>> Start Supplied information

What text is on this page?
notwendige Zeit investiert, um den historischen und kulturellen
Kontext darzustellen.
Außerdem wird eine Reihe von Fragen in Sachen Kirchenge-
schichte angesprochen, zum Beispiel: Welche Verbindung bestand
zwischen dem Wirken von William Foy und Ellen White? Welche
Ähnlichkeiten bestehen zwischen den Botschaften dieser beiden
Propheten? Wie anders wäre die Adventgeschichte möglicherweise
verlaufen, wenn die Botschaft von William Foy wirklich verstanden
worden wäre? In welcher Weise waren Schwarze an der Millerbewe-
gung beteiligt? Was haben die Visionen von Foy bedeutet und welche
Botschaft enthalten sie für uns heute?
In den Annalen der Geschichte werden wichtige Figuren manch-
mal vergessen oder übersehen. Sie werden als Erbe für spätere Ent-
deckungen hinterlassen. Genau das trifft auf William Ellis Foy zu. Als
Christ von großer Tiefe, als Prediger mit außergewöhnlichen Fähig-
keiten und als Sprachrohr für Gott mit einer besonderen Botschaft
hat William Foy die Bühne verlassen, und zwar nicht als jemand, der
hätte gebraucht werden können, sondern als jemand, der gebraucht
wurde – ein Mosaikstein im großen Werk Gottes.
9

>> End Supplied information
>> Start Supplied information

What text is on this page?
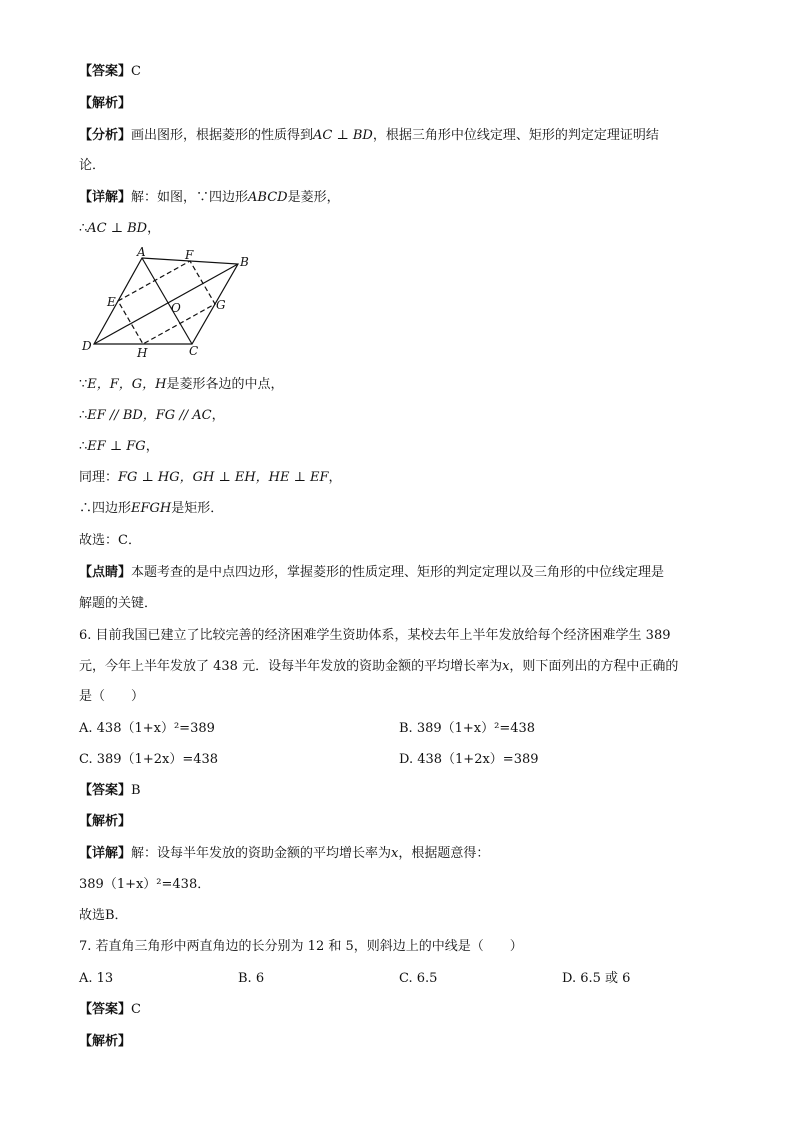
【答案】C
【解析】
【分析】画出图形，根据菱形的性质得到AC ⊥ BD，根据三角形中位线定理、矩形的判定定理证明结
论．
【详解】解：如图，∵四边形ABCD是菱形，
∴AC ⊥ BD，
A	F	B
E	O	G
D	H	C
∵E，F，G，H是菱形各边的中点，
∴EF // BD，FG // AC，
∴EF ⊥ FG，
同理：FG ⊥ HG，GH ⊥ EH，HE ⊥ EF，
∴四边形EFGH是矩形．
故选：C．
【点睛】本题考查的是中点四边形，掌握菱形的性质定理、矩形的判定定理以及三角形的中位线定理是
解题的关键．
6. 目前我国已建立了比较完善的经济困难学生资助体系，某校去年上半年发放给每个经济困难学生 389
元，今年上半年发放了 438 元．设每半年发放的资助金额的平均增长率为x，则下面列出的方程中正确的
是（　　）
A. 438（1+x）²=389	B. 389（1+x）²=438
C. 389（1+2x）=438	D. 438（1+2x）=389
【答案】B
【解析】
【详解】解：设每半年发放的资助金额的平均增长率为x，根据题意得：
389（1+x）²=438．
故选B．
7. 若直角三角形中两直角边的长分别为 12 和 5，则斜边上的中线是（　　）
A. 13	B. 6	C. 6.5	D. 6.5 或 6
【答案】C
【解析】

>> End Supplied information

_Directive_. Gather from the records above every line containing the string "zwischen".

_Exercise result_.
zwischen dem Wirken von William Foy und Ellen White? Welche
Ähnlichkeiten bestehen zwischen den Botschaften dieser beiden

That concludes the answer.